─── PROVIDED MATERIAL ───

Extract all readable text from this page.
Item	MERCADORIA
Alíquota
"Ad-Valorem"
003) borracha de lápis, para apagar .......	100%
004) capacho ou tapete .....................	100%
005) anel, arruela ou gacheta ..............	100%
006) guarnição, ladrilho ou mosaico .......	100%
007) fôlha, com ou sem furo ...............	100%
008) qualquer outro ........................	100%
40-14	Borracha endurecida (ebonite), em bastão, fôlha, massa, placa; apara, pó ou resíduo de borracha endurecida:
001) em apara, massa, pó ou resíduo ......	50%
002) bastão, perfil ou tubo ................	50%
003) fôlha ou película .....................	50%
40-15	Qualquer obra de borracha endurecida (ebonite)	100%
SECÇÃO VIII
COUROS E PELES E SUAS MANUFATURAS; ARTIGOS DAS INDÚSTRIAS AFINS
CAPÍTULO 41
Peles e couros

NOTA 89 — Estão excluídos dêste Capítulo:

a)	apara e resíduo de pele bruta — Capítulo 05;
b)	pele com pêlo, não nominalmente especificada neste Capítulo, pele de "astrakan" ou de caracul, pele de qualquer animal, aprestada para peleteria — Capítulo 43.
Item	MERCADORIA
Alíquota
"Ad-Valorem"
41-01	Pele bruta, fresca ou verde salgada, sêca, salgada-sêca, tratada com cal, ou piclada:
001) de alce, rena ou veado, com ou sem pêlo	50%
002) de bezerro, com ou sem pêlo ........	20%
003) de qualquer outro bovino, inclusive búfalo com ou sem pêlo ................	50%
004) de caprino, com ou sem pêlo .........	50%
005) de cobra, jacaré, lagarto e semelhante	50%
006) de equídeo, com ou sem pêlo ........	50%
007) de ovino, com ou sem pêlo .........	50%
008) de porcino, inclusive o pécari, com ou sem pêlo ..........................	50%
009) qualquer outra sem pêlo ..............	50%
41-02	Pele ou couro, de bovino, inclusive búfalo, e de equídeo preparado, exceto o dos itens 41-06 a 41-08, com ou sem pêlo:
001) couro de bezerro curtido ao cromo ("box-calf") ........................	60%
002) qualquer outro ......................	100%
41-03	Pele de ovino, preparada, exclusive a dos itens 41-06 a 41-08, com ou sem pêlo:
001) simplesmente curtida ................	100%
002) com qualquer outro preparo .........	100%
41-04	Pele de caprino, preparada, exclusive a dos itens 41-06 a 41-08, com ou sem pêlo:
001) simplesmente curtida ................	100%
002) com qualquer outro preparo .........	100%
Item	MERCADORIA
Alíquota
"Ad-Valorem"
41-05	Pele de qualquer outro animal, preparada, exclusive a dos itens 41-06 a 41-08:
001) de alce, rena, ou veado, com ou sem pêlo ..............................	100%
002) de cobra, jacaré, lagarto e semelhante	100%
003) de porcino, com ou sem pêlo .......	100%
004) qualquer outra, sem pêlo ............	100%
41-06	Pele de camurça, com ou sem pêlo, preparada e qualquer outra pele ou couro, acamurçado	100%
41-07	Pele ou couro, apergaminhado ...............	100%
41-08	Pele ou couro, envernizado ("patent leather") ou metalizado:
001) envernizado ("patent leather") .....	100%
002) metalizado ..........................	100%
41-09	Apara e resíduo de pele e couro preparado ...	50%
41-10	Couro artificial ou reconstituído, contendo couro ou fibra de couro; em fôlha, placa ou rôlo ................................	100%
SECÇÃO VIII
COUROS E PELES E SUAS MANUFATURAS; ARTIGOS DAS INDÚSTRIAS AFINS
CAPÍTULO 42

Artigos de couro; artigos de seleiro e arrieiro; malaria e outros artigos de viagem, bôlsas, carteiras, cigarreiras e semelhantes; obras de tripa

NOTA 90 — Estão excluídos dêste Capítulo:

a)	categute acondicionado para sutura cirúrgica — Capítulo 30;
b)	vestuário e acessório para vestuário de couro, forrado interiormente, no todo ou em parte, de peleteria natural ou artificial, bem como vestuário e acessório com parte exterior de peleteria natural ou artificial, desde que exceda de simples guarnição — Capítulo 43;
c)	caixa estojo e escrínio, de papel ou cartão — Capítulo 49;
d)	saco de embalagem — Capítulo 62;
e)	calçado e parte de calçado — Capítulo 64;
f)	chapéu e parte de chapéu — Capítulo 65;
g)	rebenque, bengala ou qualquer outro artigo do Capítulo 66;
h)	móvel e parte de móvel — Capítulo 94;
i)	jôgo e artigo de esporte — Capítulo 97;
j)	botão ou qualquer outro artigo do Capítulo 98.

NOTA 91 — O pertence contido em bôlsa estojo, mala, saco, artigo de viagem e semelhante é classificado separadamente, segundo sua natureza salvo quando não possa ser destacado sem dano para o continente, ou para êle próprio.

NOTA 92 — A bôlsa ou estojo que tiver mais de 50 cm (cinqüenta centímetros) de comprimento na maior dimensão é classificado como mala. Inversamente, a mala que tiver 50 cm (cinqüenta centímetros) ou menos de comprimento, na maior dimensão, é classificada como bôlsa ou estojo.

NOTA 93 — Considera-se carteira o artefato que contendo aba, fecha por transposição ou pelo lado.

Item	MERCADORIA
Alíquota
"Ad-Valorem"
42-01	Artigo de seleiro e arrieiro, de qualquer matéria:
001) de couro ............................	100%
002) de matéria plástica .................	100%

───

▸ TASK GOAL
Look through the data and show every line containing "excluídos".

▸ COMPLETED TASK
NOTA 89 — Estão excluídos dêste Capítulo:
NOTA 90 — Estão excluídos dêste Capítulo:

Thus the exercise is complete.